▶ Exercise brief: All of the material below is to be returned exactly.

● ● ● ● ●

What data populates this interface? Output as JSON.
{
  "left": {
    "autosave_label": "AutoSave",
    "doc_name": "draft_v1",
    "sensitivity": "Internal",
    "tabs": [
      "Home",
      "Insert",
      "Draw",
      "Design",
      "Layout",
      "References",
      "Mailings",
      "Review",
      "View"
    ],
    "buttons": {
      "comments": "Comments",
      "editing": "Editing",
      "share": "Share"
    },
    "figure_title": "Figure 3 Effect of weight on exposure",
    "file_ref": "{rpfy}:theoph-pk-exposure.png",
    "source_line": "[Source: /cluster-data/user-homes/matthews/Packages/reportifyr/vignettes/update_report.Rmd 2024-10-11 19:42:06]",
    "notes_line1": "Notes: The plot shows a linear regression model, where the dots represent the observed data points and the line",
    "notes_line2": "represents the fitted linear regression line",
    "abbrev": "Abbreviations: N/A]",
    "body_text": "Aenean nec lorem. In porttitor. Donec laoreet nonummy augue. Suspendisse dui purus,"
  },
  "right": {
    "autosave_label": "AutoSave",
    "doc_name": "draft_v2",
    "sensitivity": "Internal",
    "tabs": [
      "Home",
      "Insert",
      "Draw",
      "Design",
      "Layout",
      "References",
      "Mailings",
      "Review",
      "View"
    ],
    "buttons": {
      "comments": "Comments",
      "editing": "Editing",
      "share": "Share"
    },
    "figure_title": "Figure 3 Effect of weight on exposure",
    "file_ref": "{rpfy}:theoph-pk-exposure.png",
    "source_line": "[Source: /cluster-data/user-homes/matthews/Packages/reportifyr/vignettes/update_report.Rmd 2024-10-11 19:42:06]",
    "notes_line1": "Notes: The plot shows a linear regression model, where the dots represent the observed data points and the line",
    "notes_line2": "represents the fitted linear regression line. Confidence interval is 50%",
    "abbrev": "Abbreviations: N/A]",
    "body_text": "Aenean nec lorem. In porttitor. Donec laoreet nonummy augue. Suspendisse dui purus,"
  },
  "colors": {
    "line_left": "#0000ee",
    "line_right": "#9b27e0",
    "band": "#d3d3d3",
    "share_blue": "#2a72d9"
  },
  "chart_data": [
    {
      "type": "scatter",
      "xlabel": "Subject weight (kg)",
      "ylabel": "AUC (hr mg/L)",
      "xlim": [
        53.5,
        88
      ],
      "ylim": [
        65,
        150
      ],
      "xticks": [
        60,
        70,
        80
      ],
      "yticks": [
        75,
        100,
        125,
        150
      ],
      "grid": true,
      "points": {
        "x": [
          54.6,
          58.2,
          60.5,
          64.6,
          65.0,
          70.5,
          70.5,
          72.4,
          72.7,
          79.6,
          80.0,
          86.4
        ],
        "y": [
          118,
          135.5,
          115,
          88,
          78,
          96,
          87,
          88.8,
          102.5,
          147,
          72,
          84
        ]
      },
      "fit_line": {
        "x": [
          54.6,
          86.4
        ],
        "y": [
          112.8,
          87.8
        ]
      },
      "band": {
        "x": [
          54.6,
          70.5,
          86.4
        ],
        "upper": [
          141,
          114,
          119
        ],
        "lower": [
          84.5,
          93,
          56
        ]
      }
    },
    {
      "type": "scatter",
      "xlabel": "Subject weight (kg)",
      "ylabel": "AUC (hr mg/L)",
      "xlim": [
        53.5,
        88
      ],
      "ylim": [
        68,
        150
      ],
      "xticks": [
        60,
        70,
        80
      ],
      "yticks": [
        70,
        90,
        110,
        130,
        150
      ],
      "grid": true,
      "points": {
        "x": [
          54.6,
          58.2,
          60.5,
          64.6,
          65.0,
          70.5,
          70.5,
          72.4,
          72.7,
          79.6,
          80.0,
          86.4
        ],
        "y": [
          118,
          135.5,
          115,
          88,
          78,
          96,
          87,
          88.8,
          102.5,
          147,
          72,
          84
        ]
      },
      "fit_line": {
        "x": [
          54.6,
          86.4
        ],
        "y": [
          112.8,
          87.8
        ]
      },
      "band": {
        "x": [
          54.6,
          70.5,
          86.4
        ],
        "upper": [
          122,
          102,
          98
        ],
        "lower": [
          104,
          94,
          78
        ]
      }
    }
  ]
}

● ● ● ● ●

▶ Solution to this exercise:
What data populates this interface? Output as JSON.
{
  "left": {
    "autosave_label": "AutoSave",
    "doc_name": "draft_v1",
    "sensitivity": "Internal",
    "tabs": [
      "Home",
      "Insert",
      "Draw",
      "Design",
      "Layout",
      "References",
      "Mailings",
      "Review",
      "View"
    ],
    "buttons": {
      "comments": "Comments",
      "editing": "Editing",
      "share": "Share"
    },
    "figure_title": "Figure 3 Effect of weight on exposure",
    "file_ref": "{rpfy}:theoph-pk-exposure.png",
    "source_line": "[Source: /cluster-data/user-homes/matthews/Packages/reportifyr/vignettes/update_report.Rmd 2024-10-11 19:42:06]",
    "notes_line1": "Notes: The plot shows a linear regression model, where the dots represent the observed data points and the line",
    "notes_line2": "represents the fitted linear regression line",
    "abbrev": "Abbreviations: N/A]",
    "body_text": "Aenean nec lorem. In porttitor. Donec laoreet nonummy augue. Suspendisse dui purus,"
  },
  "right": {
    "autosave_label": "AutoSave",
    "doc_name": "draft_v2",
    "sensitivity": "Internal",
    "tabs": [
      "Home",
      "Insert",
      "Draw",
      "Design",
      "Layout",
      "References",
      "Mailings",
      "Review",
      "View"
    ],
    "buttons": {
      "comments": "Comments",
      "editing": "Editing",
      "share": "Share"
    },
    "figure_title": "Figure 3 Effect of weight on exposure",
    "file_ref": "{rpfy}:theoph-pk-exposure.png",
    "source_line": "[Source: /cluster-data/user-homes/matthews/Packages/reportifyr/vignettes/update_report.Rmd 2024-10-11 19:42:06]",
    "notes_line1": "Notes: The plot shows a linear regression model, where the dots represent the observed data points and the line",
    "notes_line2": "represents the fitted linear regression line. Confidence interval is 50%",
    "abbrev": "Abbreviations: N/A]",
    "body_text": "Aenean nec lorem. In porttitor. Donec laoreet nonummy augue. Suspendisse dui purus,"
  },
  "colors": {
    "line_left": "#0000ee",
    "line_right": "#9b27e0",
    "band": "#d3d3d3",
    "share_blue": "#2a72d9"
  },
  "chart_data": [
    {
      "type": "scatter",
      "xlabel": "Subject weight (kg)",
      "ylabel": "AUC (hr mg/L)",
      "xlim": [
        53.5,
        88
      ],
      "ylim": [
        65,
        150
      ],
      "xticks": [
        60,
        70,
        80
      ],
      "yticks": [
        75,
        100,
        125,
        150
      ],
      "grid": true,
      "points": {
        "x": [
          54.6,
          58.2,
          60.5,
          64.6,
          65.0,
          70.5,
          70.5,
          72.4,
          72.7,
          79.6,
          80.0,
          86.4
        ],
        "y": [
          118,
          135.5,
          115,
          88,
          78,
          96,
          87,
          88.8,
          102.5,
          147,
          72,
          84
        ]
      },
      "fit_line": {
        "x": [
          54.6,
          86.4
        ],
        "y": [
          112.8,
          87.8
        ]
      },
      "band": {
        "x": [
          54.6,
          70.5,
          86.4
        ],
        "upper": [
          141,
          114,
          119
        ],
        "lower": [
          84.5,
          93,
          56
        ]
      }
    },
    {
      "type": "scatter",
      "xlabel": "Subject weight (kg)",
      "ylabel": "AUC (hr mg/L)",
      "xlim": [
        53.5,
        88
      ],
      "ylim": [
        68,
        150
      ],
      "xticks": [
        60,
        70,
        80
      ],
      "yticks": [
        70,
        90,
        110,
        130,
        150
      ],
      "grid": true,
      "points": {
        "x": [
          54.6,
          58.2,
          60.5,
          64.6,
          65.0,
          70.5,
          70.5,
          72.4,
          72.7,
          79.6,
          80.0,
          86.4
        ],
        "y": [
          118,
          135.5,
          115,
          88,
          78,
          96,
          87,
          88.8,
          102.5,
          147,
          72,
          84
        ]
      },
      "fit_line": {
        "x": [
          54.6,
          86.4
        ],
        "y": [
          112.8,
          87.8
        ]
      },
      "band": {
        "x": [
          54.6,
          70.5,
          86.4
        ],
        "upper": [
          122,
          102,
          98
        ],
        "lower": [
          104,
          94,
          78
        ]
      }
    }
  ]
}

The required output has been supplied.